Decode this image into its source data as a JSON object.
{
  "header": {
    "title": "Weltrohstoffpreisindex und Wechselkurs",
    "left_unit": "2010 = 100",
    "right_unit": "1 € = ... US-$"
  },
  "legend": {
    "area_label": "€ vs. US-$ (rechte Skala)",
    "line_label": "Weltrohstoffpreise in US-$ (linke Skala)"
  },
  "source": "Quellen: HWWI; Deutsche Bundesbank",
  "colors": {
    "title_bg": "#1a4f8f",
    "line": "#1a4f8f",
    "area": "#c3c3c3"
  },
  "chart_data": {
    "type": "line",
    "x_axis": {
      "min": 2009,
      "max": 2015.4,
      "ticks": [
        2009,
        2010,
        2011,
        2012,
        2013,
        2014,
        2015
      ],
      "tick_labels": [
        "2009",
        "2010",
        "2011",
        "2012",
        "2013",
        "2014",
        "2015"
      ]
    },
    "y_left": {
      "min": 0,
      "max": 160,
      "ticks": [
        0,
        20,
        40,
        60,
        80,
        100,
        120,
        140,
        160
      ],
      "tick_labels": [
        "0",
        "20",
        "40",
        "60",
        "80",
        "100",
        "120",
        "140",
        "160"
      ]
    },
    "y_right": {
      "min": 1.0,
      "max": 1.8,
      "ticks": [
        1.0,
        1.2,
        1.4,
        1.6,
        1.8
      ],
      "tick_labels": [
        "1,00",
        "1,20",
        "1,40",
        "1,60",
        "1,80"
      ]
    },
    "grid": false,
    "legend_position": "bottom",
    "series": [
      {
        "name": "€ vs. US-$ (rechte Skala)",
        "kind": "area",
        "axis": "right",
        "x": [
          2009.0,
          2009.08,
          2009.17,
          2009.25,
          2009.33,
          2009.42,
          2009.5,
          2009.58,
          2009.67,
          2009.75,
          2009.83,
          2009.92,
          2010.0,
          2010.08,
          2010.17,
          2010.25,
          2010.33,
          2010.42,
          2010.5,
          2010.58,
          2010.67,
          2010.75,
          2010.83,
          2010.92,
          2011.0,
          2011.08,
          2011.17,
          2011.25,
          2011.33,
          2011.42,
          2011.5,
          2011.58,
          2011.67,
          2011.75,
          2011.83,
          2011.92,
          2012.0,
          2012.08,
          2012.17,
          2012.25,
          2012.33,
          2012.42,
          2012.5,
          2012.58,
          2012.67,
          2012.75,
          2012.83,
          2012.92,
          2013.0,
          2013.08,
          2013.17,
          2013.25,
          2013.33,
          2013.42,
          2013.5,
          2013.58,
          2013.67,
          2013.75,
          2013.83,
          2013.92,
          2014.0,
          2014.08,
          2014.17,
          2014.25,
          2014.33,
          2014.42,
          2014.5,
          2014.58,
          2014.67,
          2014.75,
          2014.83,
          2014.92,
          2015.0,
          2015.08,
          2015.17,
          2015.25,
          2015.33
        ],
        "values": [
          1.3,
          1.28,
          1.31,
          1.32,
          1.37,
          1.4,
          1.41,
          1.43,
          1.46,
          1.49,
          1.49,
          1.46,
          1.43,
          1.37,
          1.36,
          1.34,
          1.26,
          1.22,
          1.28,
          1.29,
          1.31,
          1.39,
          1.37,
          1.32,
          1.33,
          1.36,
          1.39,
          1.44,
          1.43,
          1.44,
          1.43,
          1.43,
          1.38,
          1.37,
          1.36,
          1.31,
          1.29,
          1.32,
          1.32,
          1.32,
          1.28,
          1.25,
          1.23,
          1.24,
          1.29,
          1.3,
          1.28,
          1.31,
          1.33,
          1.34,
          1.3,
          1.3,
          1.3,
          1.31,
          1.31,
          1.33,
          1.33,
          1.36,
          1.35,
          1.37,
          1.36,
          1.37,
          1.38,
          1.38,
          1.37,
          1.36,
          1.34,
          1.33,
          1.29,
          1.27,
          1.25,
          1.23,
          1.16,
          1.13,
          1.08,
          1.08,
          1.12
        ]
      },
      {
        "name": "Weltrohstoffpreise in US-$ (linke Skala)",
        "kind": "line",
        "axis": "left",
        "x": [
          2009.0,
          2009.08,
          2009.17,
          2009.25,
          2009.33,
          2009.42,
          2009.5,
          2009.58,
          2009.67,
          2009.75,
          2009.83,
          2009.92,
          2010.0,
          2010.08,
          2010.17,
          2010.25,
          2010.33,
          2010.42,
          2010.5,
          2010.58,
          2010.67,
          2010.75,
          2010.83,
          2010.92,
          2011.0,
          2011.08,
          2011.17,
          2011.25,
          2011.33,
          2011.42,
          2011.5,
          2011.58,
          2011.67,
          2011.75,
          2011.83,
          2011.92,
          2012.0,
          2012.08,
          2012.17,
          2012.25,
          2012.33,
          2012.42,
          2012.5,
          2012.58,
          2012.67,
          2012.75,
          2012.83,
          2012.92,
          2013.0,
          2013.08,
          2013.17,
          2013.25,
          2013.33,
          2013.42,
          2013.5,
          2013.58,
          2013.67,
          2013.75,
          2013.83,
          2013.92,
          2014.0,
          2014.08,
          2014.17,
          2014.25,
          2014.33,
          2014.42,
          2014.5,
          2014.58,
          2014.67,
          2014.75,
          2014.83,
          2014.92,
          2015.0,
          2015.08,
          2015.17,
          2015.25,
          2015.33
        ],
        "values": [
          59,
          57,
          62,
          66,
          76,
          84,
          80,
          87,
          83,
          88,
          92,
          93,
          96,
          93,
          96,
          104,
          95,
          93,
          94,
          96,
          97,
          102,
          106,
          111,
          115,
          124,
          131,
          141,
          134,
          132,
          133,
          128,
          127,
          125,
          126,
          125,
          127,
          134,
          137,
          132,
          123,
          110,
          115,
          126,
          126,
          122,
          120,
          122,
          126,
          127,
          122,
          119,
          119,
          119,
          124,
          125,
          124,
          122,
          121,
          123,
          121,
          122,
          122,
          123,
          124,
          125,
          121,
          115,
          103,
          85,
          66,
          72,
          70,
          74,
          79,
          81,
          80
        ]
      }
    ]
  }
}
--
| TASK TO COMPLETE |
Extract the full listing and reproduce each line exactly.

| THE SOLUTION |
Decode this image into its source data as a JSON object.
{
  "header": {
    "title": "Weltrohstoffpreisindex und Wechselkurs",
    "left_unit": "2010 = 100",
    "right_unit": "1 € = ... US-$"
  },
  "legend": {
    "area_label": "€ vs. US-$ (rechte Skala)",
    "line_label": "Weltrohstoffpreise in US-$ (linke Skala)"
  },
  "source": "Quellen: HWWI; Deutsche Bundesbank",
  "colors": {
    "title_bg": "#1a4f8f",
    "line": "#1a4f8f",
    "area": "#c3c3c3"
  },
  "chart_data": {
    "type": "line",
    "x_axis": {
      "min": 2009,
      "max": 2015.4,
      "ticks": [
        2009,
        2010,
        2011,
        2012,
        2013,
        2014,
        2015
      ],
      "tick_labels": [
        "2009",
        "2010",
        "2011",
        "2012",
        "2013",
        "2014",
        "2015"
      ]
    },
    "y_left": {
      "min": 0,
      "max": 160,
      "ticks": [
        0,
        20,
        40,
        60,
        80,
        100,
        120,
        140,
        160
      ],
      "tick_labels": [
        "0",
        "20",
        "40",
        "60",
        "80",
        "100",
        "120",
        "140",
        "160"
      ]
    },
    "y_right": {
      "min": 1.0,
      "max": 1.8,
      "ticks": [
        1.0,
        1.2,
        1.4,
        1.6,
        1.8
      ],
      "tick_labels": [
        "1,00",
        "1,20",
        "1,40",
        "1,60",
        "1,80"
      ]
    },
    "grid": false,
    "legend_position": "bottom",
    "series": [
      {
        "name": "€ vs. US-$ (rechte Skala)",
        "kind": "area",
        "axis": "right",
        "x": [
          2009.0,
          2009.08,
          2009.17,
          2009.25,
          2009.33,
          2009.42,
          2009.5,
          2009.58,
          2009.67,
          2009.75,
          2009.83,
          2009.92,
          2010.0,
          2010.08,
          2010.17,
          2010.25,
          2010.33,
          2010.42,
          2010.5,
          2010.58,
          2010.67,
          2010.75,
          2010.83,
          2010.92,
          2011.0,
          2011.08,
          2011.17,
          2011.25,
          2011.33,
          2011.42,
          2011.5,
          2011.58,
          2011.67,
          2011.75,
          2011.83,
          2011.92,
          2012.0,
          2012.08,
          2012.17,
          2012.25,
          2012.33,
          2012.42,
          2012.5,
          2012.58,
          2012.67,
          2012.75,
          2012.83,
          2012.92,
          2013.0,
          2013.08,
          2013.17,
          2013.25,
          2013.33,
          2013.42,
          2013.5,
          2013.58,
          2013.67,
          2013.75,
          2013.83,
          2013.92,
          2014.0,
          2014.08,
          2014.17,
          2014.25,
          2014.33,
          2014.42,
          2014.5,
          2014.58,
          2014.67,
          2014.75,
          2014.83,
          2014.92,
          2015.0,
          2015.08,
          2015.17,
          2015.25,
          2015.33
        ],
        "values": [
          1.3,
          1.28,
          1.31,
          1.32,
          1.37,
          1.4,
          1.41,
          1.43,
          1.46,
          1.49,
          1.49,
          1.46,
          1.43,
          1.37,
          1.36,
          1.34,
          1.26,
          1.22,
          1.28,
          1.29,
          1.31,
          1.39,
          1.37,
          1.32,
          1.33,
          1.36,
          1.39,
          1.44,
          1.43,
          1.44,
          1.43,
          1.43,
          1.38,
          1.37,
          1.36,
          1.31,
          1.29,
          1.32,
          1.32,
          1.32,
          1.28,
          1.25,
          1.23,
          1.24,
          1.29,
          1.3,
          1.28,
          1.31,
          1.33,
          1.34,
          1.3,
          1.3,
          1.3,
          1.31,
          1.31,
          1.33,
          1.33,
          1.36,
          1.35,
          1.37,
          1.36,
          1.37,
          1.38,
          1.38,
          1.37,
          1.36,
          1.34,
          1.33,
          1.29,
          1.27,
          1.25,
          1.23,
          1.16,
          1.13,
          1.08,
          1.08,
          1.12
        ]
      },
      {
        "name": "Weltrohstoffpreise in US-$ (linke Skala)",
        "kind": "line",
        "axis": "left",
        "x": [
          2009.0,
          2009.08,
          2009.17,
          2009.25,
          2009.33,
          2009.42,
          2009.5,
          2009.58,
          2009.67,
          2009.75,
          2009.83,
          2009.92,
          2010.0,
          2010.08,
          2010.17,
          2010.25,
          2010.33,
          2010.42,
          2010.5,
          2010.58,
          2010.67,
          2010.75,
          2010.83,
          2010.92,
          2011.0,
          2011.08,
          2011.17,
          2011.25,
          2011.33,
          2011.42,
          2011.5,
          2011.58,
          2011.67,
          2011.75,
          2011.83,
          2011.92,
          2012.0,
          2012.08,
          2012.17,
          2012.25,
          2012.33,
          2012.42,
          2012.5,
          2012.58,
          2012.67,
          2012.75,
          2012.83,
          2012.92,
          2013.0,
          2013.08,
          2013.17,
          2013.25,
          2013.33,
          2013.42,
          2013.5,
          2013.58,
          2013.67,
          2013.75,
          2013.83,
          2013.92,
          2014.0,
          2014.08,
          2014.17,
          2014.25,
          2014.33,
          2014.42,
          2014.5,
          2014.58,
          2014.67,
          2014.75,
          2014.83,
          2014.92,
          2015.0,
          2015.08,
          2015.17,
          2015.25,
          2015.33
        ],
        "values": [
          59,
          57,
          62,
          66,
          76,
          84,
          80,
          87,
          83,
          88,
          92,
          93,
          96,
          93,
          96,
          104,
          95,
          93,
          94,
          96,
          97,
          102,
          106,
          111,
          115,
          124,
          131,
          141,
          134,
          132,
          133,
          128,
          127,
          125,
          126,
          125,
          127,
          134,
          137,
          132,
          123,
          110,
          115,
          126,
          126,
          122,
          120,
          122,
          126,
          127,
          122,
          119,
          119,
          119,
          124,
          125,
          124,
          122,
          121,
          123,
          121,
          122,
          122,
          123,
          124,
          125,
          121,
          115,
          103,
          85,
          66,
          72,
          70,
          74,
          79,
          81,
          80
        ]
      }
    ]
  }
}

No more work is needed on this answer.